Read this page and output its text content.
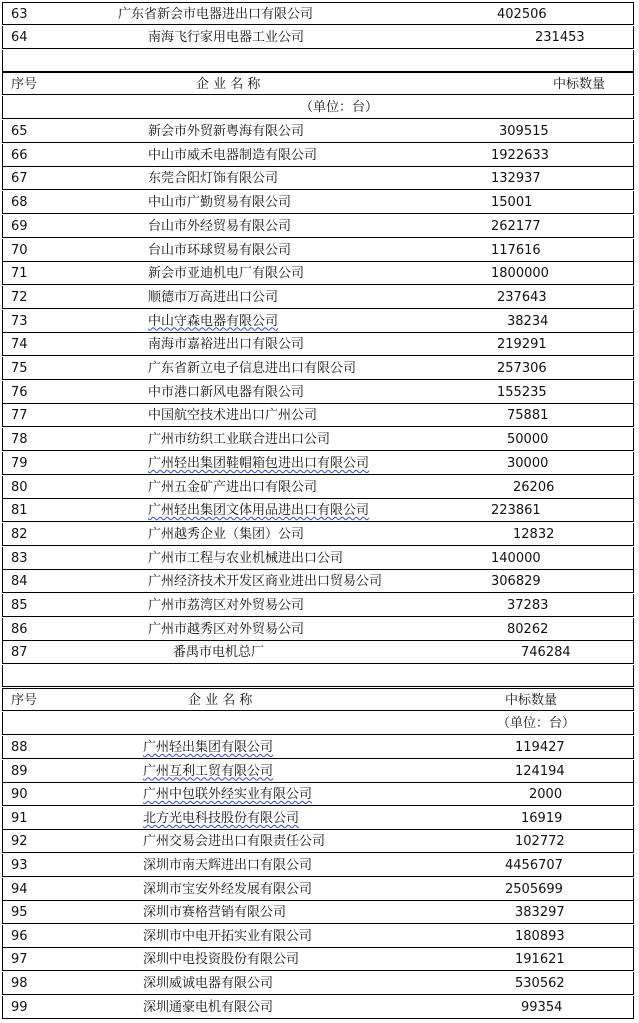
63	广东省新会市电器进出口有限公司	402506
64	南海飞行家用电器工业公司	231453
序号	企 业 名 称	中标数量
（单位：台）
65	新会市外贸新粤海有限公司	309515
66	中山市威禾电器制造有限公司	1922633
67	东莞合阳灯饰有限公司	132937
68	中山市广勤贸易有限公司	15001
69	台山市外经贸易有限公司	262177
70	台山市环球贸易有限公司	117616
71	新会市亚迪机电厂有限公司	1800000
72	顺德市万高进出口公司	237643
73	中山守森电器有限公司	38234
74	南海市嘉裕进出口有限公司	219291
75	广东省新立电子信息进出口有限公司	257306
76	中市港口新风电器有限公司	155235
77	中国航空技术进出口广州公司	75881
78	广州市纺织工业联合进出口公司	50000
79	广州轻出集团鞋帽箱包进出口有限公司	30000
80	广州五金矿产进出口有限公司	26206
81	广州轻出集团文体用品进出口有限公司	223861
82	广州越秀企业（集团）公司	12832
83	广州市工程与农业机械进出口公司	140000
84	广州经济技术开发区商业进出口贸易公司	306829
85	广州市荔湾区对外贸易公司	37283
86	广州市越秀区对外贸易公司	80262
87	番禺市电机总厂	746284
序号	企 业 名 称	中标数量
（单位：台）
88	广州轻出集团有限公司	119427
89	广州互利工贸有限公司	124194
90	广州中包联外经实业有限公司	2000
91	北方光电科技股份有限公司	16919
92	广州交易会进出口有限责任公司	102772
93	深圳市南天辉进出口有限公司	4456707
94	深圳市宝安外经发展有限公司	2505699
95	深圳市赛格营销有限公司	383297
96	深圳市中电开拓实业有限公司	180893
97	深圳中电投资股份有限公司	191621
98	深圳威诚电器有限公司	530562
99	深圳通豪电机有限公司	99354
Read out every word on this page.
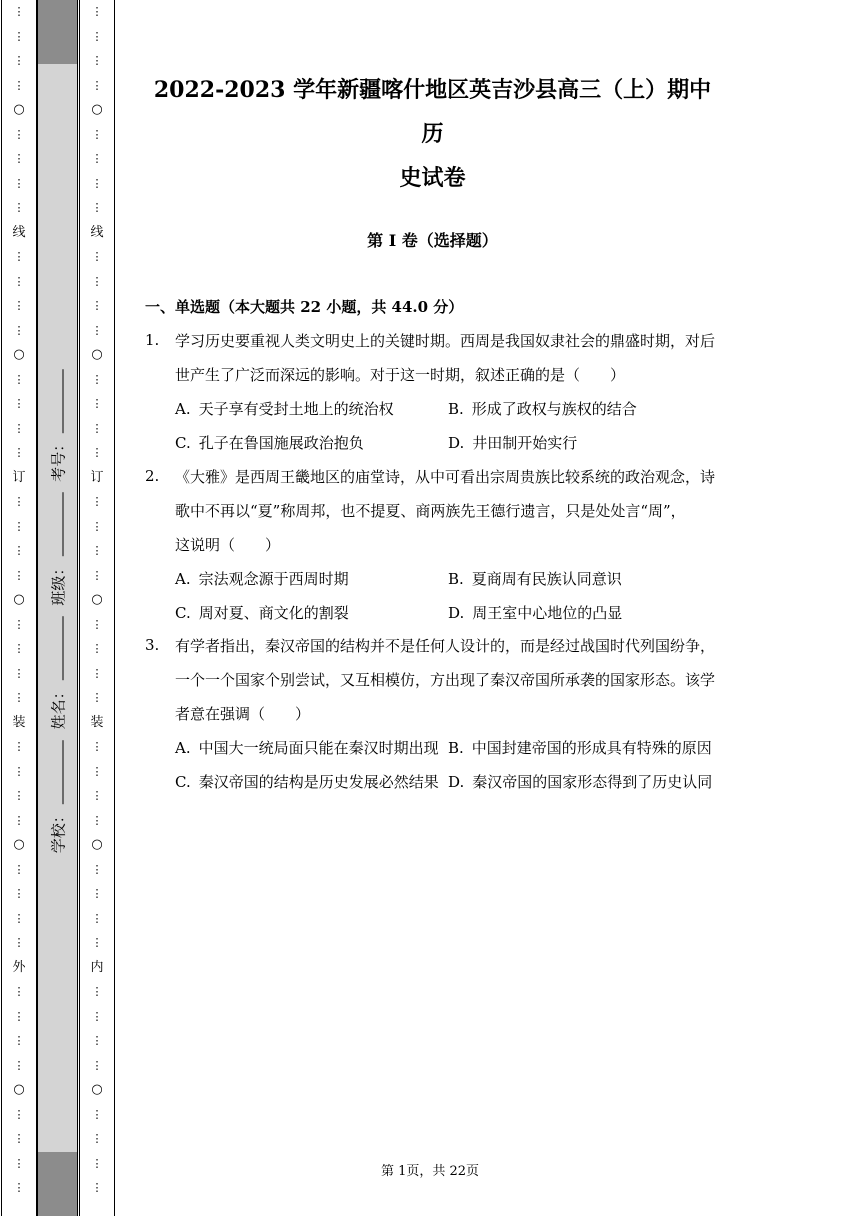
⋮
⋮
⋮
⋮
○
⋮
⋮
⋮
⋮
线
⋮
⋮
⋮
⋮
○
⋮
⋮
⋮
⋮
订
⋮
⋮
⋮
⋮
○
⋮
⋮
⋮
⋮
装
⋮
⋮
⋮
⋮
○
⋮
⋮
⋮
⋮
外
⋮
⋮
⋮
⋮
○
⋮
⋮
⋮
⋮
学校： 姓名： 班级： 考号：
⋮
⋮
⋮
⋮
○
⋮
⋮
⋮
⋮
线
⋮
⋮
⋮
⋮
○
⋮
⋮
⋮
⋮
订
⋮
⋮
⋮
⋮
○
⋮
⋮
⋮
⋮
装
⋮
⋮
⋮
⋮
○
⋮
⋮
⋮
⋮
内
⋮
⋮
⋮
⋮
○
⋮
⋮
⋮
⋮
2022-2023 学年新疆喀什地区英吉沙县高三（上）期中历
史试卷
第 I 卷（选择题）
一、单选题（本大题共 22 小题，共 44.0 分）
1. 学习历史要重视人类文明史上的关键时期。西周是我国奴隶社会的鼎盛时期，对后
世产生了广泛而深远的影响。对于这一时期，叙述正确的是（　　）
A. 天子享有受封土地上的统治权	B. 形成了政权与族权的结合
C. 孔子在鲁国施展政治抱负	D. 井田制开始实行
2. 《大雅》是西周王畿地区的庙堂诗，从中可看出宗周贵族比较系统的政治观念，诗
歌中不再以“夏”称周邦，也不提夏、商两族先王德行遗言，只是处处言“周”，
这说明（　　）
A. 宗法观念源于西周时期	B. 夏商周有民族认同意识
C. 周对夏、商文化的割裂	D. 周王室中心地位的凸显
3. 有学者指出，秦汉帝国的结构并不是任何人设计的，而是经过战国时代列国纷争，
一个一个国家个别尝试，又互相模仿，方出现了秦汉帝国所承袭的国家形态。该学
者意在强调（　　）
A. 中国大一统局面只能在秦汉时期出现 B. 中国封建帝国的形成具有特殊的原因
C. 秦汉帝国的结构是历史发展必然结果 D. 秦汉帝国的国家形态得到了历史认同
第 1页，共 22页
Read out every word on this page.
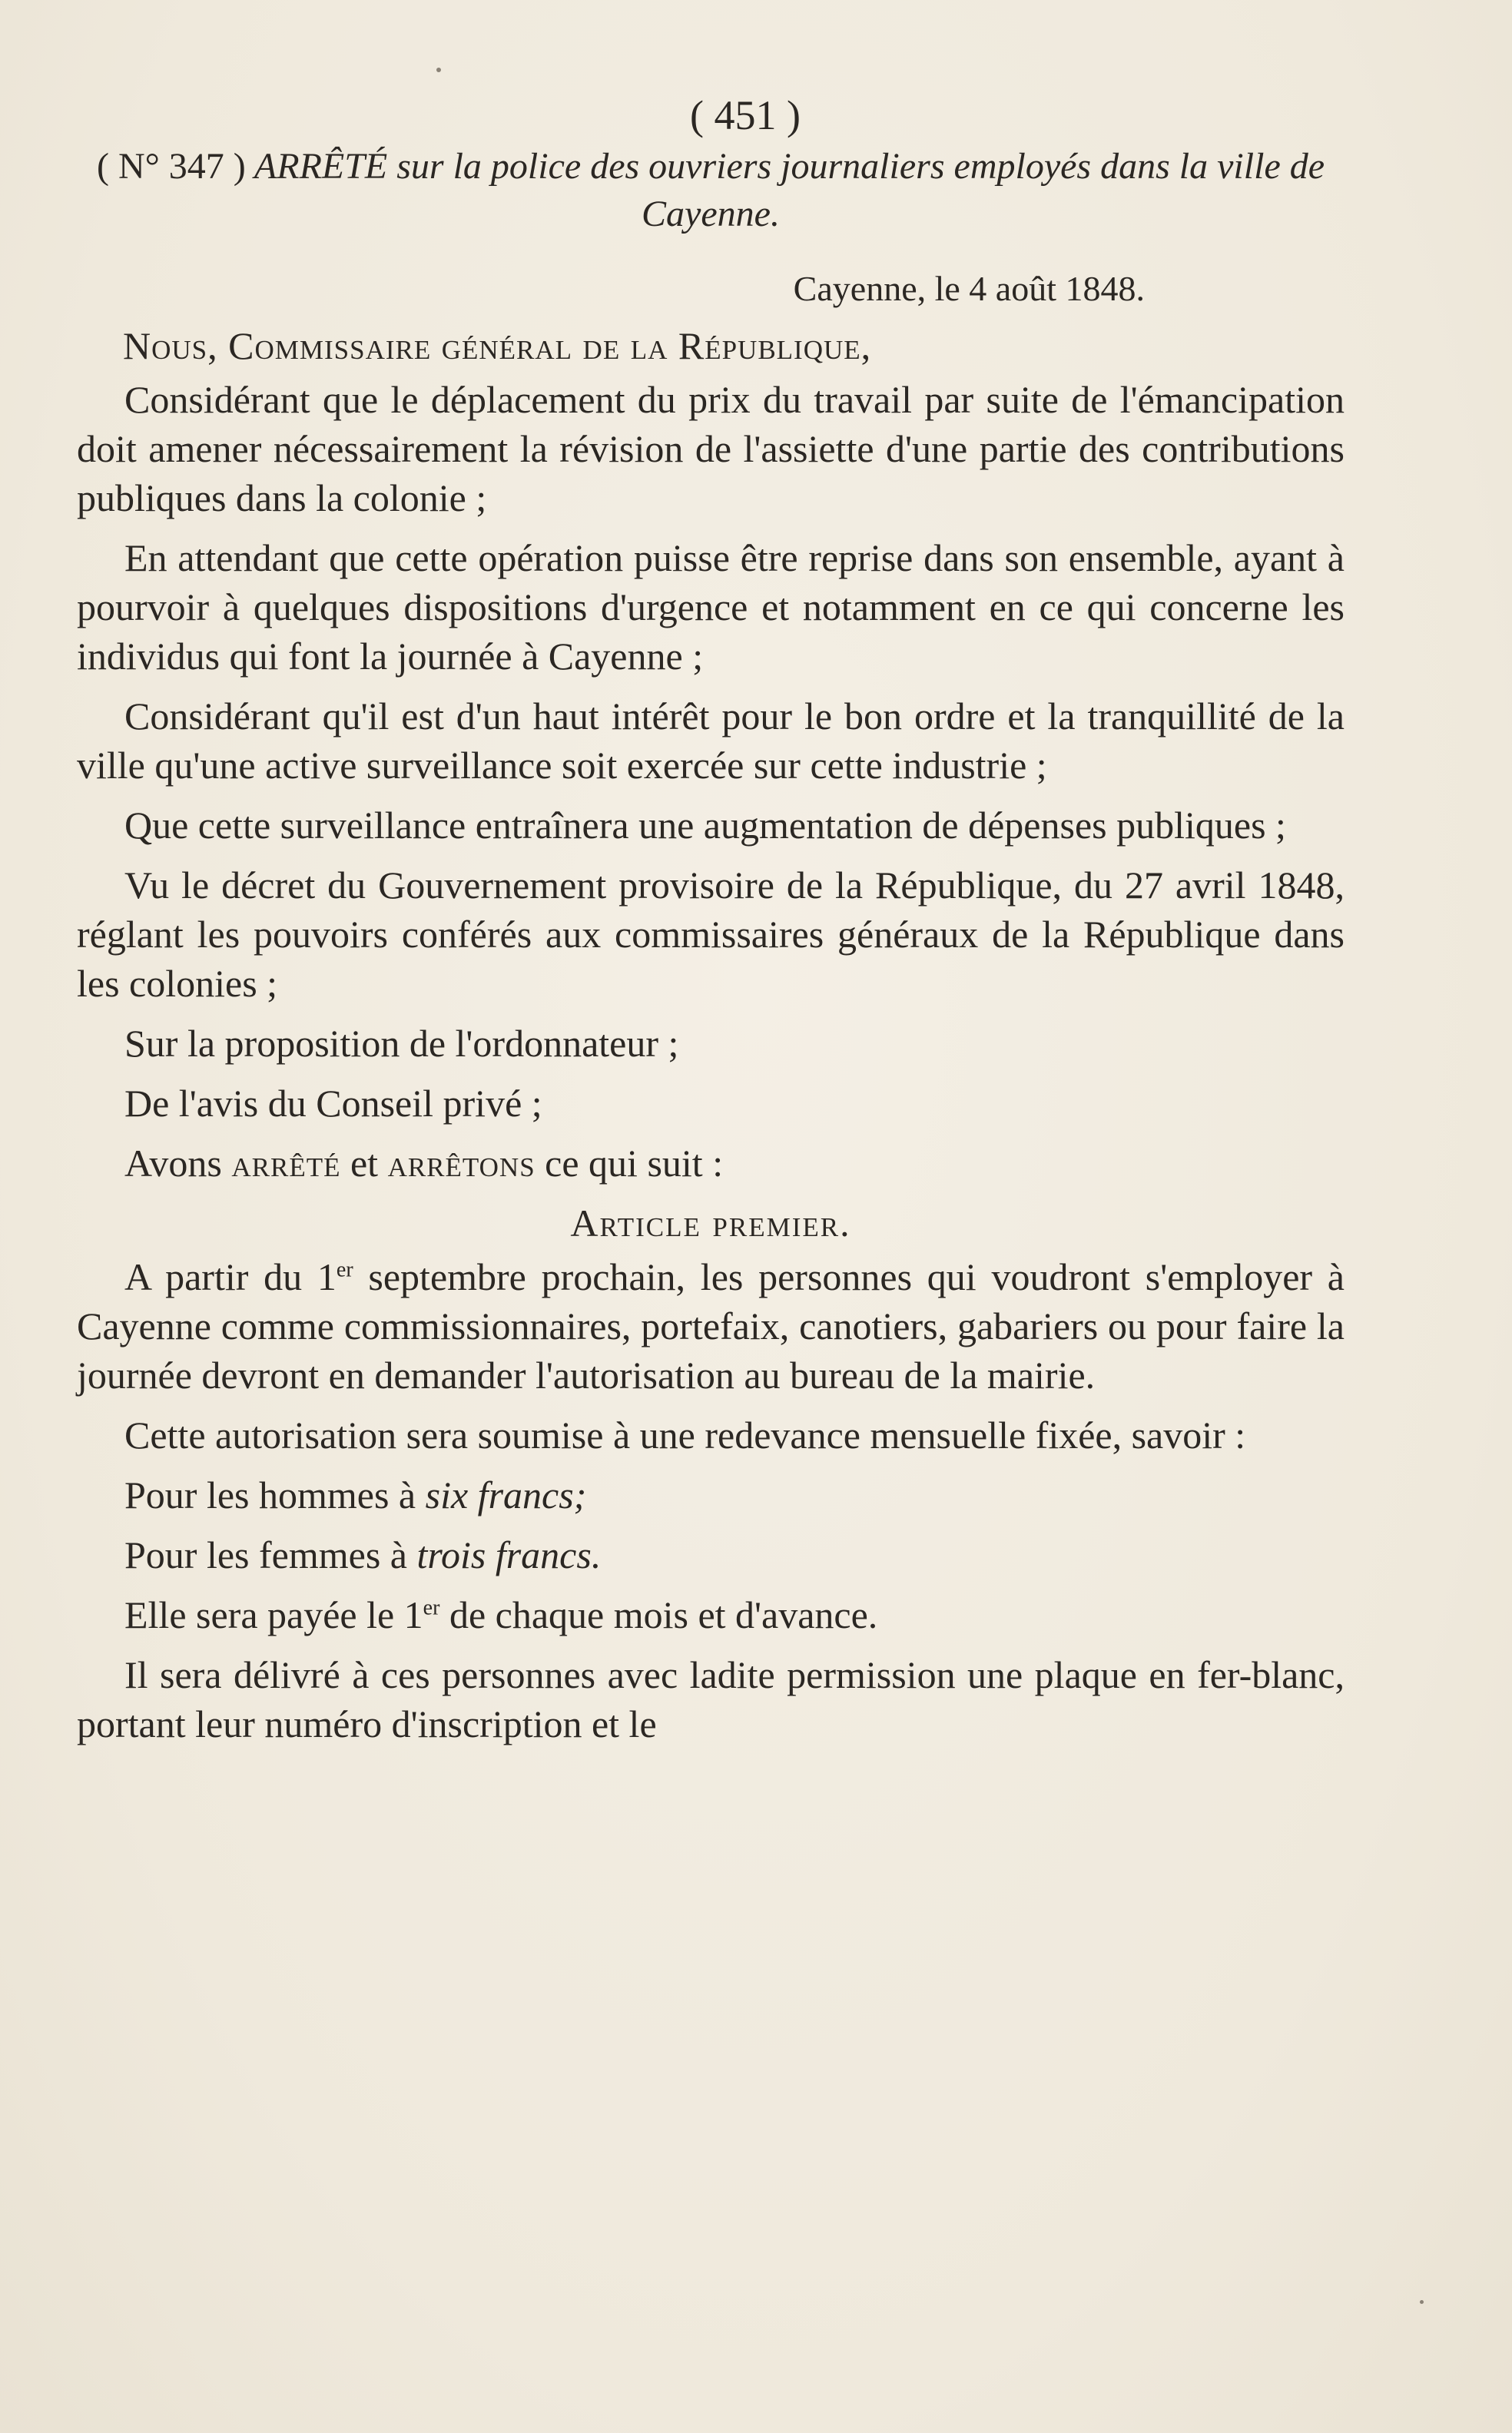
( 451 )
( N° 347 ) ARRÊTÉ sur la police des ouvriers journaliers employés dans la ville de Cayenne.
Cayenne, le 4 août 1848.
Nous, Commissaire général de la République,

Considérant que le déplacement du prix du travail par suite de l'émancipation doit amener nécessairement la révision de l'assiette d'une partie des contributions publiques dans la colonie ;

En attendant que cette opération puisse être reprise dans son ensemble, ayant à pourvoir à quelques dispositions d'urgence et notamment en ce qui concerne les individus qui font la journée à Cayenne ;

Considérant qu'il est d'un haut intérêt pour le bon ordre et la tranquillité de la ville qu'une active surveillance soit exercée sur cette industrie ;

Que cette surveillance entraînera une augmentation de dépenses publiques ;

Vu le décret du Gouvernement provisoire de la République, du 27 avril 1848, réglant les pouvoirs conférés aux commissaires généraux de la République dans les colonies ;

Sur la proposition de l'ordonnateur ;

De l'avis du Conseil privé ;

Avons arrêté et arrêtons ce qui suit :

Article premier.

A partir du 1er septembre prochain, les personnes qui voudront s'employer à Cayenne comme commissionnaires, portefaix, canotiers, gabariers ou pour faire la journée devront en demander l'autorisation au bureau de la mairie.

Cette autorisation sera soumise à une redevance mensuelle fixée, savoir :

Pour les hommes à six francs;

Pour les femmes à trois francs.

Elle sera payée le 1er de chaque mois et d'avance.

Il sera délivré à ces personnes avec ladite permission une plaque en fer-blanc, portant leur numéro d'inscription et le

════════

Problem description: Locate all lines in the listing above with the word "publiques" and copy them.

Answer:
Considérant que le déplacement du prix du travail par suite de l'émancipation doit amener nécessairement la révision de l'assiette d'une partie des contributions publiques dans la colonie ;
Que cette surveillance entraînera une augmentation de dépenses publiques ;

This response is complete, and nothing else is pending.